The task -
Reproduce every entry below precisely. Pictures are excluded from the copy.

Records from a data collection -
•••

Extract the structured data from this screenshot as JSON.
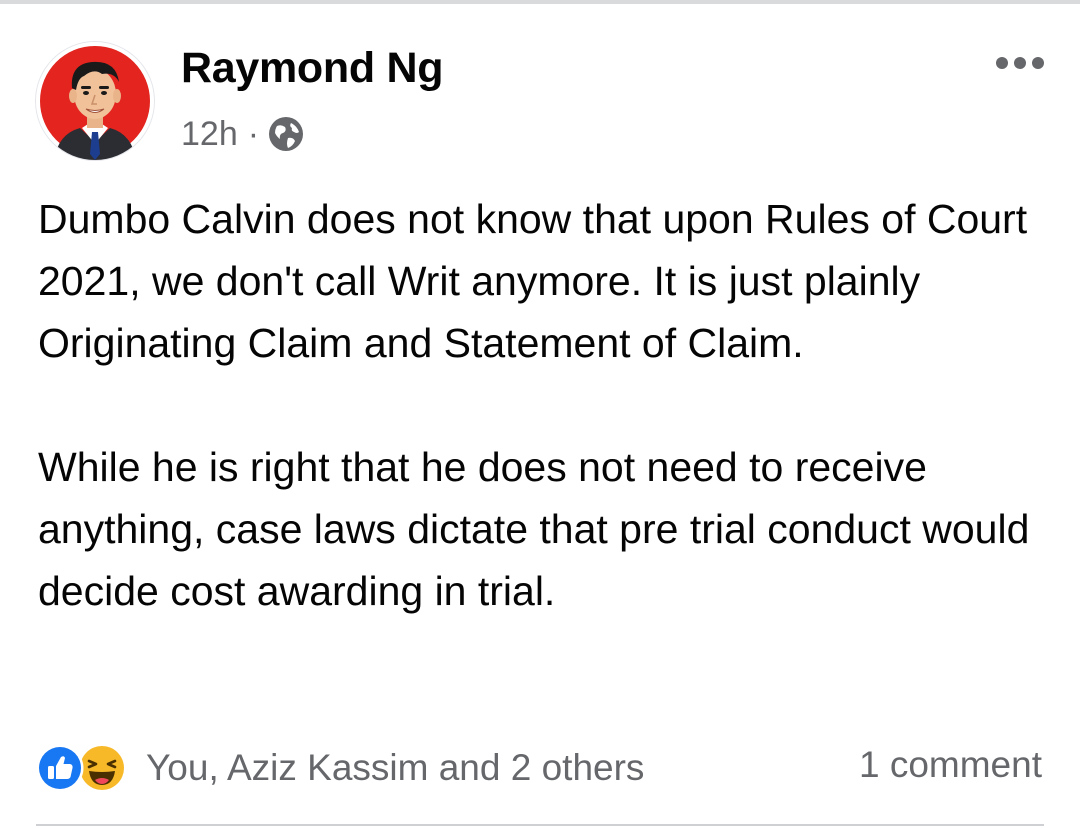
{
  "post": {
    "author": "Raymond Ng",
    "time": "12h",
    "separator": "·",
    "audience_icon": "globe-icon",
    "more_icon": "more-options-icon",
    "paragraphs": [
      "Dumbo Calvin does not know that upon Rules of Court 2021, we don't call Writ anymore. It is just plainly Originating Claim and Statement of Claim.",
      "While he is right that he does not need to receive anything, case laws dictate that pre trial conduct would decide cost awarding in trial."
    ],
    "reactions": {
      "icons": [
        "like-icon",
        "haha-icon"
      ],
      "summary": "You, Aziz Kassim and 2 others"
    },
    "comments": "1 comment"
  },
  "colors": {
    "text": "#050505",
    "secondary": "#65676b",
    "like_blue": "#1877f2",
    "haha_yellow": "#f7b928",
    "avatar_bg": "#e3241f"
  }
}
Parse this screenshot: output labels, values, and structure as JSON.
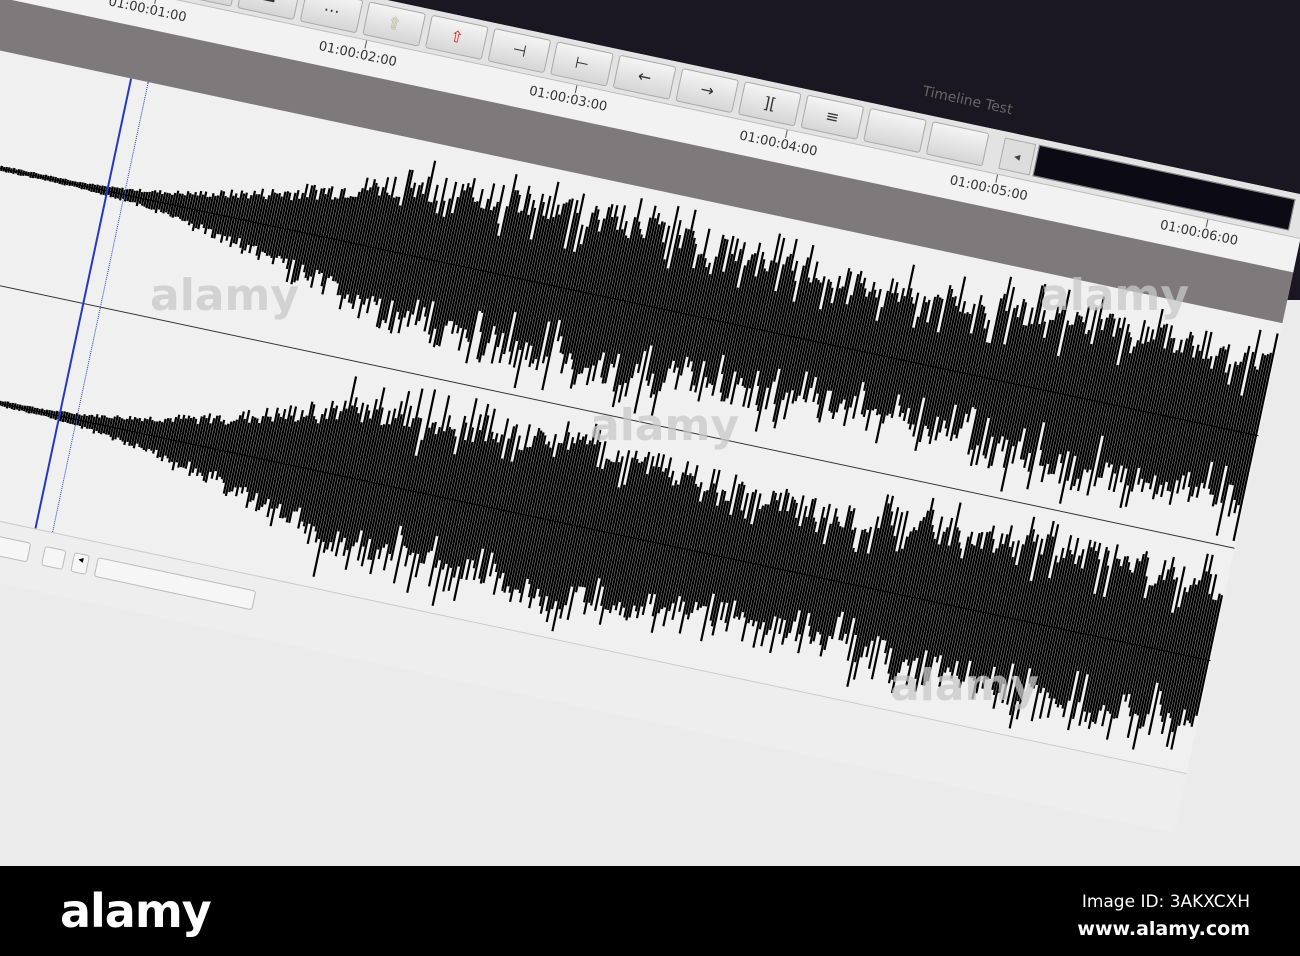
{
  "window": {
    "title": "Timeline Test"
  },
  "toolbar": {
    "buttons": [
      {
        "name": "mark-in",
        "glyph": "["
      },
      {
        "name": "mark-clip",
        "glyph": "]["
      },
      {
        "name": "mark-clip-alt",
        "glyph": "▐▌"
      },
      {
        "name": "clear-marks",
        "glyph": "▬"
      },
      {
        "name": "split",
        "glyph": "⋯"
      },
      {
        "name": "lift",
        "glyph": "⇧"
      },
      {
        "name": "extract",
        "glyph": "⇧"
      },
      {
        "name": "trim-in",
        "glyph": "⊣"
      },
      {
        "name": "trim-out",
        "glyph": "⊢"
      },
      {
        "name": "nudge-left",
        "glyph": "←"
      },
      {
        "name": "nudge-right",
        "glyph": "→"
      },
      {
        "name": "match-frame",
        "glyph": "]["
      },
      {
        "name": "menu",
        "glyph": "≡"
      },
      {
        "name": "blank1",
        "glyph": ""
      },
      {
        "name": "blank2",
        "glyph": ""
      }
    ],
    "colors": {
      "extract_arrow": "#e0201a",
      "lift_arrow": "#f3eec0"
    },
    "readout_left_glyph": "◂",
    "readout_right_glyph": "▥"
  },
  "ruler": {
    "timecodes": [
      "01:00:01:00",
      "01:00:02:00",
      "01:00:03:00",
      "01:00:04:00",
      "01:00:05:00",
      "01:00:06:00"
    ]
  },
  "bottom": {
    "scroll_left_glyph": "◂"
  },
  "watermark": {
    "text": "alamy",
    "small": "a"
  },
  "banner": {
    "logo": "alamy",
    "image_id": "Image ID: 3AKXCXH",
    "url": "www.alamy.com"
  }
}
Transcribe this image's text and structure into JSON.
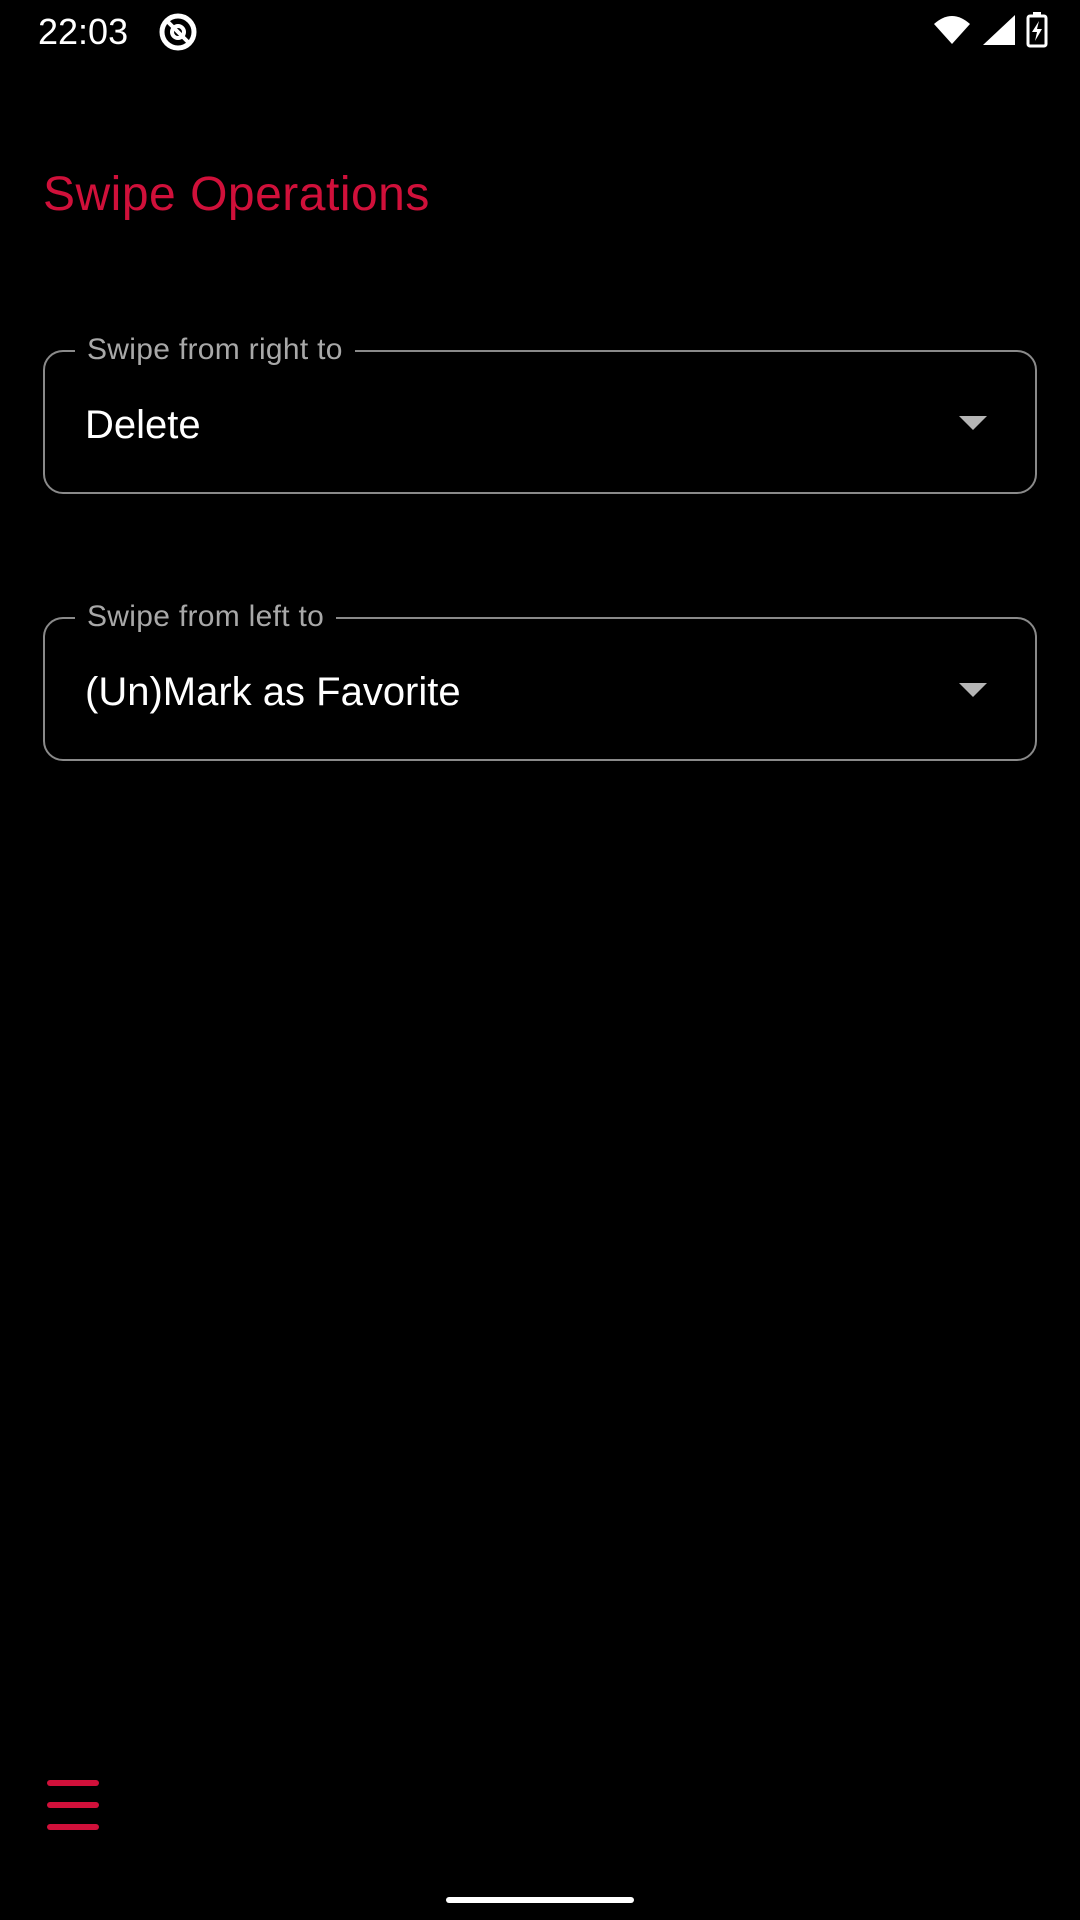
{
  "status_bar": {
    "time": "22:03",
    "app_icon": "at-sign-icon",
    "wifi_icon": "wifi-icon",
    "signal_icon": "cellular-signal-icon",
    "battery_icon": "battery-charging-icon"
  },
  "page": {
    "title": "Swipe Operations",
    "accent_color": "#D0103A"
  },
  "fields": [
    {
      "label": "Swipe from right to",
      "value": "Delete"
    },
    {
      "label": "Swipe from left to",
      "value": "(Un)Mark as Favorite"
    }
  ],
  "bottom": {
    "menu_icon": "hamburger-menu-icon"
  }
}
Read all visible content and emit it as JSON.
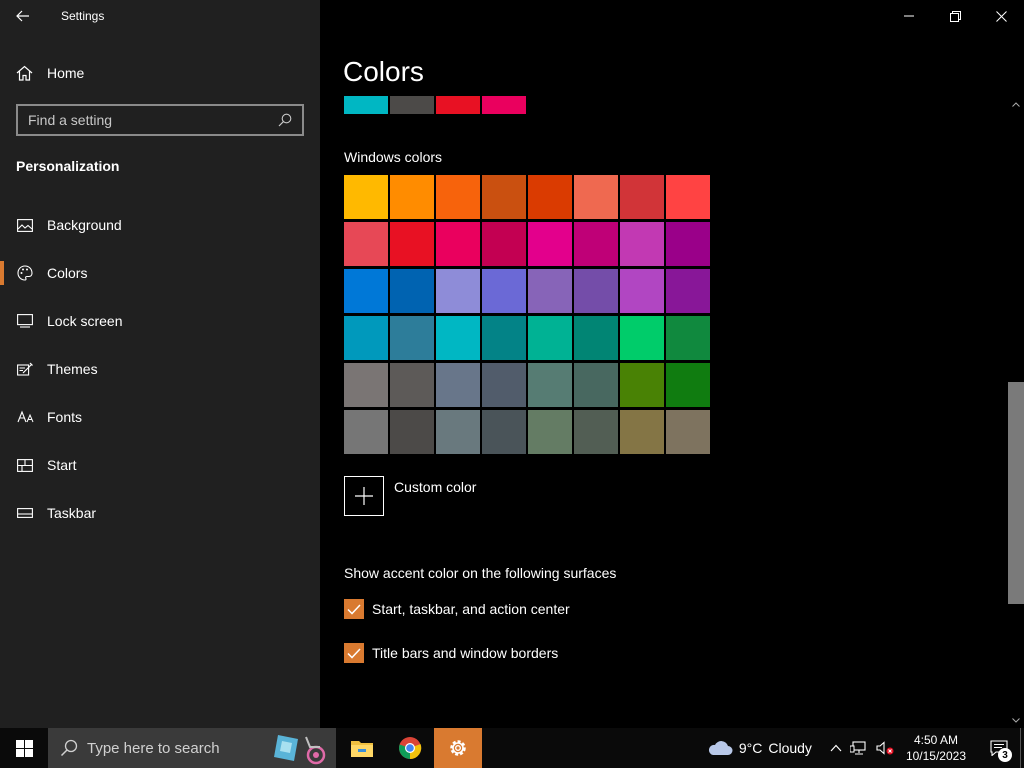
{
  "app": {
    "title": "Settings"
  },
  "sidebar": {
    "home_label": "Home",
    "search_placeholder": "Find a setting",
    "section": "Personalization",
    "items": [
      {
        "label": "Background",
        "icon": "picture-icon",
        "active": false
      },
      {
        "label": "Colors",
        "icon": "palette-icon",
        "active": true
      },
      {
        "label": "Lock screen",
        "icon": "lock-screen-icon",
        "active": false
      },
      {
        "label": "Themes",
        "icon": "themes-icon",
        "active": false
      },
      {
        "label": "Fonts",
        "icon": "fonts-icon",
        "active": false
      },
      {
        "label": "Start",
        "icon": "start-icon",
        "active": false
      },
      {
        "label": "Taskbar",
        "icon": "taskbar-icon",
        "active": false
      }
    ]
  },
  "main": {
    "title": "Colors",
    "recent_colors": [
      "#00b7c3",
      "#4c4a48",
      "#e81123",
      "#ea005e"
    ],
    "windows_colors_label": "Windows colors",
    "windows_colors": [
      "#ffb900",
      "#ff8c00",
      "#f7630c",
      "#ca5010",
      "#da3b01",
      "#ef6950",
      "#d13438",
      "#ff4343",
      "#e74856",
      "#e81123",
      "#ea005e",
      "#c30052",
      "#e3008c",
      "#bf0077",
      "#c239b3",
      "#9a0089",
      "#0078d7",
      "#0063b1",
      "#8e8cd8",
      "#6b69d6",
      "#8764b8",
      "#744da9",
      "#b146c2",
      "#881798",
      "#0099bc",
      "#2d7d9a",
      "#00b7c3",
      "#038387",
      "#00b294",
      "#018574",
      "#00cc6a",
      "#10893e",
      "#7a7574",
      "#5d5a58",
      "#68768a",
      "#515c6b",
      "#567c73",
      "#486860",
      "#498205",
      "#107c10",
      "#767676",
      "#4c4a48",
      "#69797e",
      "#4a5459",
      "#647c64",
      "#525e54",
      "#847545",
      "#7e735f"
    ],
    "custom_color_label": "Custom color",
    "accent_surfaces_label": "Show accent color on the following surfaces",
    "checkboxes": [
      {
        "label": "Start, taskbar, and action center",
        "checked": true
      },
      {
        "label": "Title bars and window borders",
        "checked": true
      }
    ],
    "accent_color": "#d97a30"
  },
  "taskbar": {
    "search_placeholder": "Type here to search",
    "apps": [
      "file-explorer-icon",
      "chrome-icon",
      "settings-icon"
    ],
    "weather_temp": "9°C",
    "weather_desc": "Cloudy",
    "time": "4:50 AM",
    "date": "10/15/2023",
    "notification_count": "3"
  }
}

•••

Exercise response -
Extract the structured data from this screenshot as JSON.
{
  "post": {
    "author": "Raymond Ng",
    "time": "12h",
    "separator": "·",
    "audience_icon": "globe-icon",
    "more_icon": "more-options-icon",
    "paragraphs": [
      "Dumbo Calvin does not know that upon Rules of Court 2021, we don't call Writ anymore. It is just plainly Originating Claim and Statement of Claim.",
      "While he is right that he does not need to receive anything, case laws dictate that pre trial conduct would decide cost awarding in trial."
    ],
    "reactions": {
      "icons": [
        "like-icon",
        "haha-icon"
      ],
      "summary": "You, Aziz Kassim and 2 others"
    },
    "comments": "1 comment"
  },
  "colors": {
    "text": "#050505",
    "secondary": "#65676b",
    "like_blue": "#1877f2",
    "haha_yellow": "#f7b928",
    "avatar_bg": "#e3241f"
  }
}
Parse this screenshot: output labels, values, and structure as JSON.
{
  "window": {
    "title": "Timeline Test"
  },
  "toolbar": {
    "buttons": [
      {
        "name": "mark-in",
        "glyph": "["
      },
      {
        "name": "mark-clip",
        "glyph": "]["
      },
      {
        "name": "mark-clip-alt",
        "glyph": "▐▌"
      },
      {
        "name": "clear-marks",
        "glyph": "▬"
      },
      {
        "name": "split",
        "glyph": "⋯"
      },
      {
        "name": "lift",
        "glyph": "⇧"
      },
      {
        "name": "extract",
        "glyph": "⇧"
      },
      {
        "name": "trim-in",
        "glyph": "⊣"
      },
      {
        "name": "trim-out",
        "glyph": "⊢"
      },
      {
        "name": "nudge-left",
        "glyph": "←"
      },
      {
        "name": "nudge-right",
        "glyph": "→"
      },
      {
        "name": "match-frame",
        "glyph": "]["
      },
      {
        "name": "menu",
        "glyph": "≡"
      },
      {
        "name": "blank1",
        "glyph": ""
      },
      {
        "name": "blank2",
        "glyph": ""
      }
    ],
    "colors": {
      "extract_arrow": "#e0201a",
      "lift_arrow": "#f3eec0"
    },
    "readout_left_glyph": "◂",
    "readout_right_glyph": "▥"
  },
  "ruler": {
    "timecodes": [
      "01:00:01:00",
      "01:00:02:00",
      "01:00:03:00",
      "01:00:04:00",
      "01:00:05:00",
      "01:00:06:00"
    ]
  },
  "bottom": {
    "scroll_left_glyph": "◂"
  },
  "watermark": {
    "text": "alamy",
    "small": "a"
  },
  "banner": {
    "logo": "alamy",
    "image_id": "Image ID: 3AKXCXH",
    "url": "www.alamy.com"
  }
}
Transcribe this image's text and structure into JSON.
{
  "status_bar": {
    "time": "22:03",
    "app_icon": "at-sign-icon",
    "wifi_icon": "wifi-icon",
    "signal_icon": "cellular-signal-icon",
    "battery_icon": "battery-charging-icon"
  },
  "page": {
    "title": "Swipe Operations",
    "accent_color": "#D0103A"
  },
  "fields": [
    {
      "label": "Swipe from right to",
      "value": "Delete"
    },
    {
      "label": "Swipe from left to",
      "value": "(Un)Mark as Favorite"
    }
  ],
  "bottom": {
    "menu_icon": "hamburger-menu-icon"
  }
}
Read all visible content and emit it as JSON.
{
  "app": {
    "title": "Settings"
  },
  "sidebar": {
    "home_label": "Home",
    "search_placeholder": "Find a setting",
    "section": "Personalization",
    "items": [
      {
        "label": "Background",
        "icon": "picture-icon",
        "active": false
      },
      {
        "label": "Colors",
        "icon": "palette-icon",
        "active": true
      },
      {
        "label": "Lock screen",
        "icon": "lock-screen-icon",
        "active": false
      },
      {
        "label": "Themes",
        "icon": "themes-icon",
        "active": false
      },
      {
        "label": "Fonts",
        "icon": "fonts-icon",
        "active": false
      },
      {
        "label": "Start",
        "icon": "start-icon",
        "active": false
      },
      {
        "label": "Taskbar",
        "icon": "taskbar-icon",
        "active": false
      }
    ]
  },
  "main": {
    "title": "Colors",
    "recent_colors": [
      "#00b7c3",
      "#4c4a48",
      "#e81123",
      "#ea005e"
    ],
    "windows_colors_label": "Windows colors",
    "windows_colors": [
      "#ffb900",
      "#ff8c00",
      "#f7630c",
      "#ca5010",
      "#da3b01",
      "#ef6950",
      "#d13438",
      "#ff4343",
      "#e74856",
      "#e81123",
      "#ea005e",
      "#c30052",
      "#e3008c",
      "#bf0077",
      "#c239b3",
      "#9a0089",
      "#0078d7",
      "#0063b1",
      "#8e8cd8",
      "#6b69d6",
      "#8764b8",
      "#744da9",
      "#b146c2",
      "#881798",
      "#0099bc",
      "#2d7d9a",
      "#00b7c3",
      "#038387",
      "#00b294",
      "#018574",
      "#00cc6a",
      "#10893e",
      "#7a7574",
      "#5d5a58",
      "#68768a",
      "#515c6b",
      "#567c73",
      "#486860",
      "#498205",
      "#107c10",
      "#767676",
      "#4c4a48",
      "#69797e",
      "#4a5459",
      "#647c64",
      "#525e54",
      "#847545",
      "#7e735f"
    ],
    "custom_color_label": "Custom color",
    "accent_surfaces_label": "Show accent color on the following surfaces",
    "checkboxes": [
      {
        "label": "Start, taskbar, and action center",
        "checked": true
      },
      {
        "label": "Title bars and window borders",
        "checked": true
      }
    ],
    "accent_color": "#d97a30"
  },
  "taskbar": {
    "search_placeholder": "Type here to search",
    "apps": [
      "file-explorer-icon",
      "chrome-icon",
      "settings-icon"
    ],
    "weather_temp": "9°C",
    "weather_desc": "Cloudy",
    "time": "4:50 AM",
    "date": "10/15/2023",
    "notification_count": "3"
  }
}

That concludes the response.